Given exercise: Pictures stay out; everything else in the records below is copied exactly.

Exercise materials:
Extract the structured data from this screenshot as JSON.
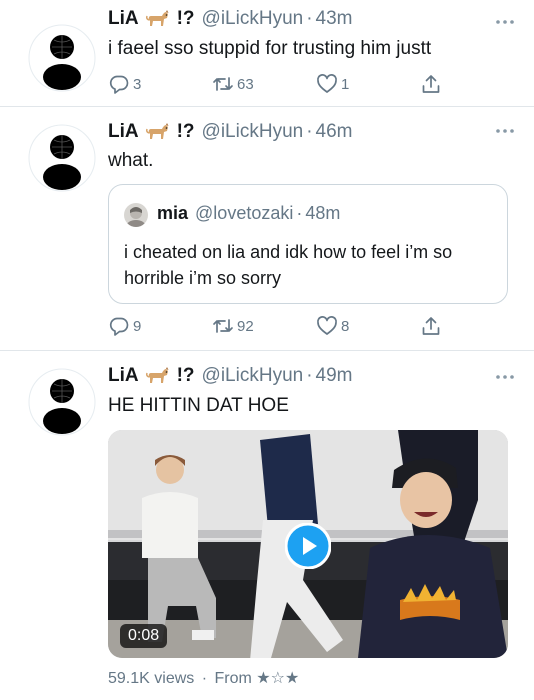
{
  "tweets": [
    {
      "name": "LiA",
      "marks": "!?",
      "handle": "@iLickHyun",
      "separator": "·",
      "time": "43m",
      "text": "i faeel sso stuppid  for trusting him justt",
      "replies": "3",
      "retweets": "63",
      "likes": "1"
    },
    {
      "name": "LiA",
      "marks": "!?",
      "handle": "@iLickHyun",
      "separator": "·",
      "time": "46m",
      "text": "what.",
      "replies": "9",
      "retweets": "92",
      "likes": "8",
      "quote": {
        "name": "mia",
        "handle": "@lovetozaki",
        "separator": "·",
        "time": "48m",
        "text": "i cheated on lia and idk how to feel i’m so horrible i’m so sorry"
      }
    },
    {
      "name": "LiA",
      "marks": "!?",
      "handle": "@iLickHyun",
      "separator": "·",
      "time": "49m",
      "text": "HE HITTIN DAT HOE",
      "video": {
        "duration": "0:08",
        "views": "59.1K views",
        "from_prefix": "From",
        "from_stars": "★☆★"
      }
    }
  ],
  "icons": {
    "emoji": "dog-emoji",
    "reply": "reply-icon",
    "retweet": "retweet-icon",
    "like": "heart-icon",
    "share": "share-icon",
    "more": "more-icon",
    "play": "play-icon"
  },
  "colors": {
    "text": "#14171a",
    "muted": "#657786",
    "accent": "#1da1f2",
    "divider": "#e1e6ea"
  }
}
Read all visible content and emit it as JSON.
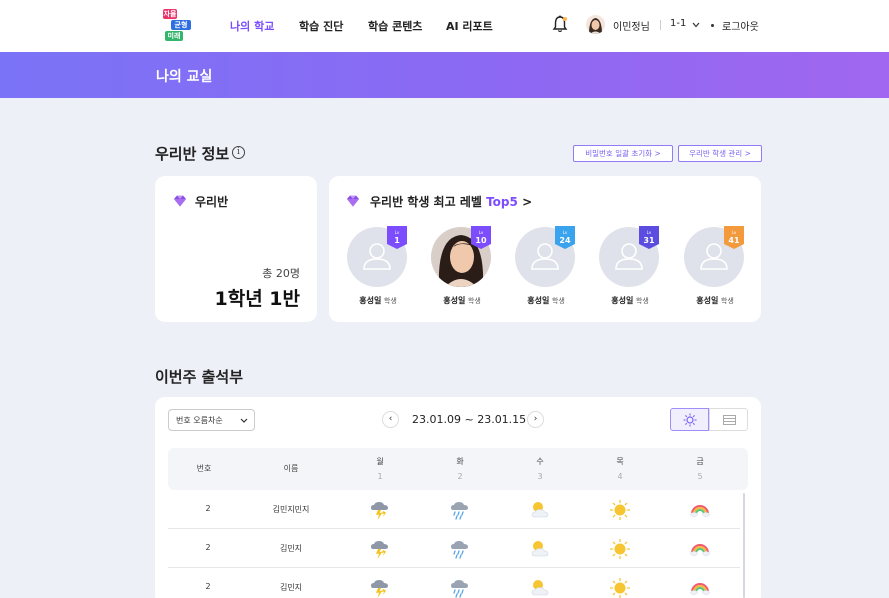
{
  "header": {
    "logo": {
      "line1": "자율",
      "line2": "균형",
      "line3": "미래"
    },
    "nav": [
      {
        "label": "나의 학교",
        "active": true
      },
      {
        "label": "학습 진단",
        "active": false
      },
      {
        "label": "학습 콘텐츠",
        "active": false
      },
      {
        "label": "AI 리포트",
        "active": false
      }
    ],
    "user_name": "이민정님",
    "class_selector": "1-1",
    "logout_label": "로그아웃"
  },
  "banner": {
    "title": "나의 교실"
  },
  "class_info": {
    "section_title": "우리반 정보",
    "reset_password_label": "비밀번호 일괄 초기화 >",
    "manage_students_label": "우리반 학생 관리 >",
    "my_class_card": {
      "label": "우리반",
      "total": "총 20명",
      "class_name": "1학년 1반"
    },
    "top5_card": {
      "label_prefix": "우리반 학생 최고 레벨",
      "label_accent": "Top5",
      "label_suffix": ">",
      "students": [
        {
          "name": "홍성일",
          "role": "학생",
          "lv_label": "Lv",
          "level": "1",
          "badge_color": "#7b4dff",
          "photo": false
        },
        {
          "name": "홍성일",
          "role": "학생",
          "lv_label": "Lv",
          "level": "10",
          "badge_color": "#7b4dff",
          "photo": true
        },
        {
          "name": "홍성일",
          "role": "학생",
          "lv_label": "Lv",
          "level": "24",
          "badge_color": "#3aa3ee",
          "photo": false
        },
        {
          "name": "홍성일",
          "role": "학생",
          "lv_label": "Lv",
          "level": "31",
          "badge_color": "#5a4de0",
          "photo": false
        },
        {
          "name": "홍성일",
          "role": "학생",
          "lv_label": "Lv",
          "level": "41",
          "badge_color": "#f39a3c",
          "photo": false
        }
      ]
    }
  },
  "attendance": {
    "section_title": "이번주 출석부",
    "sort_select": "번호 오름차순",
    "date_range": "23.01.09 ~ 23.01.15",
    "prev_label": "‹",
    "next_label": "›",
    "columns": {
      "number": "번호",
      "name": "이름"
    },
    "days": [
      {
        "day": "월",
        "date": "1"
      },
      {
        "day": "화",
        "date": "2"
      },
      {
        "day": "수",
        "date": "3"
      },
      {
        "day": "목",
        "date": "4"
      },
      {
        "day": "금",
        "date": "5"
      }
    ],
    "rows": [
      {
        "number": "2",
        "name": "김민지민지",
        "weather": [
          "thunder-icon",
          "rain-icon",
          "partly-cloudy-icon",
          "sun-icon",
          "rainbow-icon"
        ]
      },
      {
        "number": "2",
        "name": "김민지",
        "weather": [
          "thunder-icon",
          "rain-icon",
          "partly-cloudy-icon",
          "sun-icon",
          "rainbow-icon"
        ]
      },
      {
        "number": "2",
        "name": "김민지",
        "weather": [
          "thunder-icon",
          "rain-icon",
          "partly-cloudy-icon",
          "sun-icon",
          "rainbow-icon"
        ]
      }
    ]
  }
}
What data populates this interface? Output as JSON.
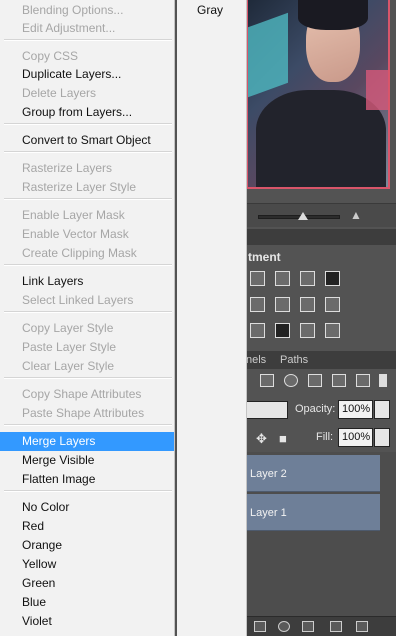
{
  "menu": {
    "items": [
      {
        "label": "Blending Options...",
        "enabled": false
      },
      {
        "label": "Edit Adjustment...",
        "enabled": false
      },
      {
        "label": "Copy CSS",
        "enabled": false
      },
      {
        "label": "Duplicate Layers...",
        "enabled": true
      },
      {
        "label": "Delete Layers",
        "enabled": false
      },
      {
        "label": "Group from Layers...",
        "enabled": true
      },
      {
        "label": "Convert to Smart Object",
        "enabled": true
      },
      {
        "label": "Rasterize Layers",
        "enabled": false
      },
      {
        "label": "Rasterize Layer Style",
        "enabled": false
      },
      {
        "label": "Enable Layer Mask",
        "enabled": false
      },
      {
        "label": "Enable Vector Mask",
        "enabled": false
      },
      {
        "label": "Create Clipping Mask",
        "enabled": false
      },
      {
        "label": "Link Layers",
        "enabled": true
      },
      {
        "label": "Select Linked Layers",
        "enabled": false
      },
      {
        "label": "Copy Layer Style",
        "enabled": false
      },
      {
        "label": "Paste Layer Style",
        "enabled": false
      },
      {
        "label": "Clear Layer Style",
        "enabled": false
      },
      {
        "label": "Copy Shape Attributes",
        "enabled": false
      },
      {
        "label": "Paste Shape Attributes",
        "enabled": false
      },
      {
        "label": "Merge Layers",
        "enabled": true,
        "highlighted": true
      },
      {
        "label": "Merge Visible",
        "enabled": true
      },
      {
        "label": "Flatten Image",
        "enabled": true
      },
      {
        "label": "No Color",
        "enabled": true
      },
      {
        "label": "Red",
        "enabled": true
      },
      {
        "label": "Orange",
        "enabled": true
      },
      {
        "label": "Yellow",
        "enabled": true
      },
      {
        "label": "Green",
        "enabled": true
      },
      {
        "label": "Blue",
        "enabled": true
      },
      {
        "label": "Violet",
        "enabled": true
      }
    ]
  },
  "submenu": {
    "label": "Gray"
  },
  "panels": {
    "adjustments_title": "tment",
    "layers_tabs": [
      "nels",
      "Paths"
    ],
    "opacity_label": "Opacity:",
    "opacity_value": "100%",
    "fill_label": "Fill:",
    "fill_value": "100%",
    "layers": [
      "Layer 2",
      "Layer 1"
    ]
  },
  "colors": {
    "highlight": "#3399ff",
    "layer_selected": "#6e7f98",
    "panel_bg": "#535353"
  }
}
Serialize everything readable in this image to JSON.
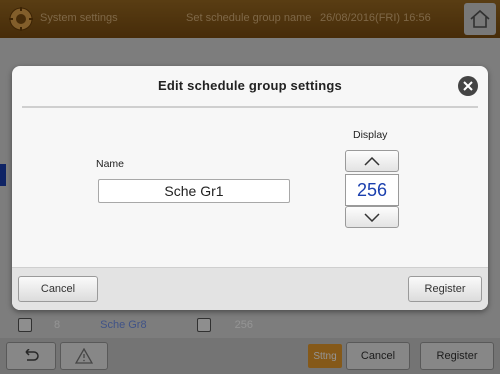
{
  "header": {
    "app_title": "System settings",
    "screen_title": "Set schedule group name",
    "datetime": "26/08/2016(FRI) 16:56"
  },
  "background_list": {
    "row_number": "8",
    "row_name": "Sche Gr8",
    "row_display": "256"
  },
  "bottom_bar": {
    "sttng_label": "Sttng",
    "cancel_label": "Cancel",
    "register_label": "Register"
  },
  "modal": {
    "title": "Edit schedule group settings",
    "name_label": "Name",
    "name_value": "Sche Gr1",
    "display_label": "Display",
    "display_value": "256",
    "cancel_label": "Cancel",
    "register_label": "Register"
  },
  "colors": {
    "header_brown": "#8a5a18",
    "accent_blue": "#1a3fae",
    "sttng_orange": "#e59a2c"
  }
}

Solution to the problem:
Extract the structured data from this screenshot as JSON.
{
  "tweets": [
    {
      "name": "LiA",
      "marks": "!?",
      "handle": "@iLickHyun",
      "separator": "·",
      "time": "43m",
      "text": "i faeel sso stuppid  for trusting him justt",
      "replies": "3",
      "retweets": "63",
      "likes": "1"
    },
    {
      "name": "LiA",
      "marks": "!?",
      "handle": "@iLickHyun",
      "separator": "·",
      "time": "46m",
      "text": "what.",
      "replies": "9",
      "retweets": "92",
      "likes": "8",
      "quote": {
        "name": "mia",
        "handle": "@lovetozaki",
        "separator": "·",
        "time": "48m",
        "text": "i cheated on lia and idk how to feel i’m so horrible i’m so sorry"
      }
    },
    {
      "name": "LiA",
      "marks": "!?",
      "handle": "@iLickHyun",
      "separator": "·",
      "time": "49m",
      "text": "HE HITTIN DAT HOE",
      "video": {
        "duration": "0:08",
        "views": "59.1K views",
        "from_prefix": "From",
        "from_stars": "★☆★"
      }
    }
  ],
  "icons": {
    "emoji": "dog-emoji",
    "reply": "reply-icon",
    "retweet": "retweet-icon",
    "like": "heart-icon",
    "share": "share-icon",
    "more": "more-icon",
    "play": "play-icon"
  },
  "colors": {
    "text": "#14171a",
    "muted": "#657786",
    "accent": "#1da1f2",
    "divider": "#e1e6ea"
  }
}
Read all visible content and emit it as JSON.
{
  "header": {
    "logo": {
      "line1": "자율",
      "line2": "균형",
      "line3": "미래"
    },
    "nav": [
      {
        "label": "나의 학교",
        "active": true
      },
      {
        "label": "학습 진단",
        "active": false
      },
      {
        "label": "학습 콘텐츠",
        "active": false
      },
      {
        "label": "AI 리포트",
        "active": false
      }
    ],
    "user_name": "이민정님",
    "class_selector": "1-1",
    "logout_label": "로그아웃"
  },
  "banner": {
    "title": "나의 교실"
  },
  "class_info": {
    "section_title": "우리반 정보",
    "reset_password_label": "비밀번호 일괄 초기화 >",
    "manage_students_label": "우리반 학생 관리 >",
    "my_class_card": {
      "label": "우리반",
      "total": "총 20명",
      "class_name": "1학년 1반"
    },
    "top5_card": {
      "label_prefix": "우리반 학생 최고 레벨",
      "label_accent": "Top5",
      "label_suffix": ">",
      "students": [
        {
          "name": "홍성일",
          "role": "학생",
          "lv_label": "Lv",
          "level": "1",
          "badge_color": "#7b4dff",
          "photo": false
        },
        {
          "name": "홍성일",
          "role": "학생",
          "lv_label": "Lv",
          "level": "10",
          "badge_color": "#7b4dff",
          "photo": true
        },
        {
          "name": "홍성일",
          "role": "학생",
          "lv_label": "Lv",
          "level": "24",
          "badge_color": "#3aa3ee",
          "photo": false
        },
        {
          "name": "홍성일",
          "role": "학생",
          "lv_label": "Lv",
          "level": "31",
          "badge_color": "#5a4de0",
          "photo": false
        },
        {
          "name": "홍성일",
          "role": "학생",
          "lv_label": "Lv",
          "level": "41",
          "badge_color": "#f39a3c",
          "photo": false
        }
      ]
    }
  },
  "attendance": {
    "section_title": "이번주 출석부",
    "sort_select": "번호 오름차순",
    "date_range": "23.01.09 ~ 23.01.15",
    "prev_label": "‹",
    "next_label": "›",
    "columns": {
      "number": "번호",
      "name": "이름"
    },
    "days": [
      {
        "day": "월",
        "date": "1"
      },
      {
        "day": "화",
        "date": "2"
      },
      {
        "day": "수",
        "date": "3"
      },
      {
        "day": "목",
        "date": "4"
      },
      {
        "day": "금",
        "date": "5"
      }
    ],
    "rows": [
      {
        "number": "2",
        "name": "김민지민지",
        "weather": [
          "thunder-icon",
          "rain-icon",
          "partly-cloudy-icon",
          "sun-icon",
          "rainbow-icon"
        ]
      },
      {
        "number": "2",
        "name": "김민지",
        "weather": [
          "thunder-icon",
          "rain-icon",
          "partly-cloudy-icon",
          "sun-icon",
          "rainbow-icon"
        ]
      },
      {
        "number": "2",
        "name": "김민지",
        "weather": [
          "thunder-icon",
          "rain-icon",
          "partly-cloudy-icon",
          "sun-icon",
          "rainbow-icon"
        ]
      }
    ]
  }
}
What data populates this interface? Output as JSON.
{
  "menu": {
    "items": [
      {
        "label": "Blending Options...",
        "enabled": false
      },
      {
        "label": "Edit Adjustment...",
        "enabled": false
      },
      {
        "label": "Copy CSS",
        "enabled": false
      },
      {
        "label": "Duplicate Layers...",
        "enabled": true
      },
      {
        "label": "Delete Layers",
        "enabled": false
      },
      {
        "label": "Group from Layers...",
        "enabled": true
      },
      {
        "label": "Convert to Smart Object",
        "enabled": true
      },
      {
        "label": "Rasterize Layers",
        "enabled": false
      },
      {
        "label": "Rasterize Layer Style",
        "enabled": false
      },
      {
        "label": "Enable Layer Mask",
        "enabled": false
      },
      {
        "label": "Enable Vector Mask",
        "enabled": false
      },
      {
        "label": "Create Clipping Mask",
        "enabled": false
      },
      {
        "label": "Link Layers",
        "enabled": true
      },
      {
        "label": "Select Linked Layers",
        "enabled": false
      },
      {
        "label": "Copy Layer Style",
        "enabled": false
      },
      {
        "label": "Paste Layer Style",
        "enabled": false
      },
      {
        "label": "Clear Layer Style",
        "enabled": false
      },
      {
        "label": "Copy Shape Attributes",
        "enabled": false
      },
      {
        "label": "Paste Shape Attributes",
        "enabled": false
      },
      {
        "label": "Merge Layers",
        "enabled": true,
        "highlighted": true
      },
      {
        "label": "Merge Visible",
        "enabled": true
      },
      {
        "label": "Flatten Image",
        "enabled": true
      },
      {
        "label": "No Color",
        "enabled": true
      },
      {
        "label": "Red",
        "enabled": true
      },
      {
        "label": "Orange",
        "enabled": true
      },
      {
        "label": "Yellow",
        "enabled": true
      },
      {
        "label": "Green",
        "enabled": true
      },
      {
        "label": "Blue",
        "enabled": true
      },
      {
        "label": "Violet",
        "enabled": true
      }
    ]
  },
  "submenu": {
    "label": "Gray"
  },
  "panels": {
    "adjustments_title": "tment",
    "layers_tabs": [
      "nels",
      "Paths"
    ],
    "opacity_label": "Opacity:",
    "opacity_value": "100%",
    "fill_label": "Fill:",
    "fill_value": "100%",
    "layers": [
      "Layer 2",
      "Layer 1"
    ]
  },
  "colors": {
    "highlight": "#3399ff",
    "layer_selected": "#6e7f98",
    "panel_bg": "#535353"
  }
}
Serialize everything readable in this image to JSON.
{
  "header": {
    "app_title": "System settings",
    "screen_title": "Set schedule group name",
    "datetime": "26/08/2016(FRI) 16:56"
  },
  "background_list": {
    "row_number": "8",
    "row_name": "Sche Gr8",
    "row_display": "256"
  },
  "bottom_bar": {
    "sttng_label": "Sttng",
    "cancel_label": "Cancel",
    "register_label": "Register"
  },
  "modal": {
    "title": "Edit schedule group settings",
    "name_label": "Name",
    "name_value": "Sche Gr1",
    "display_label": "Display",
    "display_value": "256",
    "cancel_label": "Cancel",
    "register_label": "Register"
  },
  "colors": {
    "header_brown": "#8a5a18",
    "accent_blue": "#1a3fae",
    "sttng_orange": "#e59a2c"
  }
}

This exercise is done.